(Extracted records)
____________
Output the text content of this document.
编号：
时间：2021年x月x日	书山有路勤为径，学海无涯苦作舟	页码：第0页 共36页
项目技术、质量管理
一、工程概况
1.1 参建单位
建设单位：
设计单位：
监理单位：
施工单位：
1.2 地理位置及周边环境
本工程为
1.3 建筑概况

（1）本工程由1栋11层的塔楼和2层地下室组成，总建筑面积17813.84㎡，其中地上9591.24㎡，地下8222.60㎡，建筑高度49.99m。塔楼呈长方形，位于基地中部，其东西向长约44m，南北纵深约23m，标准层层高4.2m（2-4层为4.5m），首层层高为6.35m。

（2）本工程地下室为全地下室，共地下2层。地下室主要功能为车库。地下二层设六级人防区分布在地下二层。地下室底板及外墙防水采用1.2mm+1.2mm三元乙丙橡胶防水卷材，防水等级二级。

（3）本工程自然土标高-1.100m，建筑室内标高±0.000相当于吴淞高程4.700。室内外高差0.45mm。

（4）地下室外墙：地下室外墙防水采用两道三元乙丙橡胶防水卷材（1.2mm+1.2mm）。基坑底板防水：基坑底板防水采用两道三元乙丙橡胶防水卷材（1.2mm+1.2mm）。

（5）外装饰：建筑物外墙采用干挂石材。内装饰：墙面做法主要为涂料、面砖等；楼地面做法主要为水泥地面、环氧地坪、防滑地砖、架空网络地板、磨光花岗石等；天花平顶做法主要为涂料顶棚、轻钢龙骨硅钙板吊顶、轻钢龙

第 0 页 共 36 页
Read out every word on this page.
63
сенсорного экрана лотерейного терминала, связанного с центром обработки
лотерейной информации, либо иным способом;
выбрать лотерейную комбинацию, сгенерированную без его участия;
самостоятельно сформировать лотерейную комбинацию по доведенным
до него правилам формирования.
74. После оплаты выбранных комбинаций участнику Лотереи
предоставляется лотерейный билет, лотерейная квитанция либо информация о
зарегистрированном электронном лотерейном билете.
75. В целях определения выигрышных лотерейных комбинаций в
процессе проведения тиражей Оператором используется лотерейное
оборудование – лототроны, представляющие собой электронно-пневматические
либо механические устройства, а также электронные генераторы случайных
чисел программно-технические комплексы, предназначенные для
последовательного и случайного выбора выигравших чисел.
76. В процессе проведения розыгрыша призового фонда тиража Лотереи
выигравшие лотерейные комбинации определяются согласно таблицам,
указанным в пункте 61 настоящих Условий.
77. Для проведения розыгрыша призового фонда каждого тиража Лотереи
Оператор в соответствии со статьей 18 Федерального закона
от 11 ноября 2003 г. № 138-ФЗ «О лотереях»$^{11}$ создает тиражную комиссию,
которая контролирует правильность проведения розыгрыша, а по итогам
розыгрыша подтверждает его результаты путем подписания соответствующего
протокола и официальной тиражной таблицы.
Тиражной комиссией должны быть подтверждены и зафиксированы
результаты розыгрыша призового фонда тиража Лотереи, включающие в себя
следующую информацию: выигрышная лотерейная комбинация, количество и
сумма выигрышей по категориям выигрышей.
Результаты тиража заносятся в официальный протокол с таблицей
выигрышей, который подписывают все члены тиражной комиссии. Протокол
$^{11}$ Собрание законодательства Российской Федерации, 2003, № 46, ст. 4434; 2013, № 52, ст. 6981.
____________
Exercise brief —
Reproduce each record exactly, leaving nothing out.

Problem solution —
Output the text content of this document.
编号：
时间：2021年x月x日	书山有路勤为径，学海无涯苦作舟	页码：第0页 共36页
项目技术、质量管理
一、工程概况
1.1 参建单位
建设单位：
设计单位：
监理单位：
施工单位：
1.2 地理位置及周边环境
本工程为
1.3 建筑概况

（1）本工程由1栋11层的塔楼和2层地下室组成，总建筑面积17813.84㎡，其中地上9591.24㎡，地下8222.60㎡，建筑高度49.99m。塔楼呈长方形，位于基地中部，其东西向长约44m，南北纵深约23m，标准层层高4.2m（2-4层为4.5m），首层层高为6.35m。

（2）本工程地下室为全地下室，共地下2层。地下室主要功能为车库。地下二层设六级人防区分布在地下二层。地下室底板及外墙防水采用1.2mm+1.2mm三元乙丙橡胶防水卷材，防水等级二级。

（3）本工程自然土标高-1.100m，建筑室内标高±0.000相当于吴淞高程4.700。室内外高差0.45mm。

（4）地下室外墙：地下室外墙防水采用两道三元乙丙橡胶防水卷材（1.2mm+1.2mm）。基坑底板防水：基坑底板防水采用两道三元乙丙橡胶防水卷材（1.2mm+1.2mm）。

（5）外装饰：建筑物外墙采用干挂石材。内装饰：墙面做法主要为涂料、面砖等；楼地面做法主要为水泥地面、环氧地坪、防滑地砖、架空网络地板、磨光花岗石等；天花平顶做法主要为涂料顶棚、轻钢龙骨硅钙板吊顶、轻钢龙

第 0 页 共 36 页
Read out every word on this page.
63
сенсорного экрана лотерейного терминала, связанного с центром обработки
лотерейной информации, либо иным способом;
выбрать лотерейную комбинацию, сгенерированную без его участия;
самостоятельно сформировать лотерейную комбинацию по доведенным
до него правилам формирования.
74. После оплаты выбранных комбинаций участнику Лотереи
предоставляется лотерейный билет, лотерейная квитанция либо информация о
зарегистрированном электронном лотерейном билете.
75. В целях определения выигрышных лотерейных комбинаций в
процессе проведения тиражей Оператором используется лотерейное
оборудование – лототроны, представляющие собой электронно-пневматические
либо механические устройства, а также электронные генераторы случайных
чисел программно-технические комплексы, предназначенные для
последовательного и случайного выбора выигравших чисел.
76. В процессе проведения розыгрыша призового фонда тиража Лотереи
выигравшие лотерейные комбинации определяются согласно таблицам,
указанным в пункте 61 настоящих Условий.
77. Для проведения розыгрыша призового фонда каждого тиража Лотереи
Оператор в соответствии со статьей 18 Федерального закона
от 11 ноября 2003 г. № 138-ФЗ «О лотереях»$^{11}$ создает тиражную комиссию,
которая контролирует правильность проведения розыгрыша, а по итогам
розыгрыша подтверждает его результаты путем подписания соответствующего
протокола и официальной тиражной таблицы.
Тиражной комиссией должны быть подтверждены и зафиксированы
результаты розыгрыша призового фонда тиража Лотереи, включающие в себя
следующую информацию: выигрышная лотерейная комбинация, количество и
сумма выигрышей по категориям выигрышей.
Результаты тиража заносятся в официальный протокол с таблицей
выигрышей, который подписывают все члены тиражной комиссии. Протокол
$^{11}$ Собрание законодательства Российской Федерации, 2003, № 46, ст. 4434; 2013, № 52, ст. 6981.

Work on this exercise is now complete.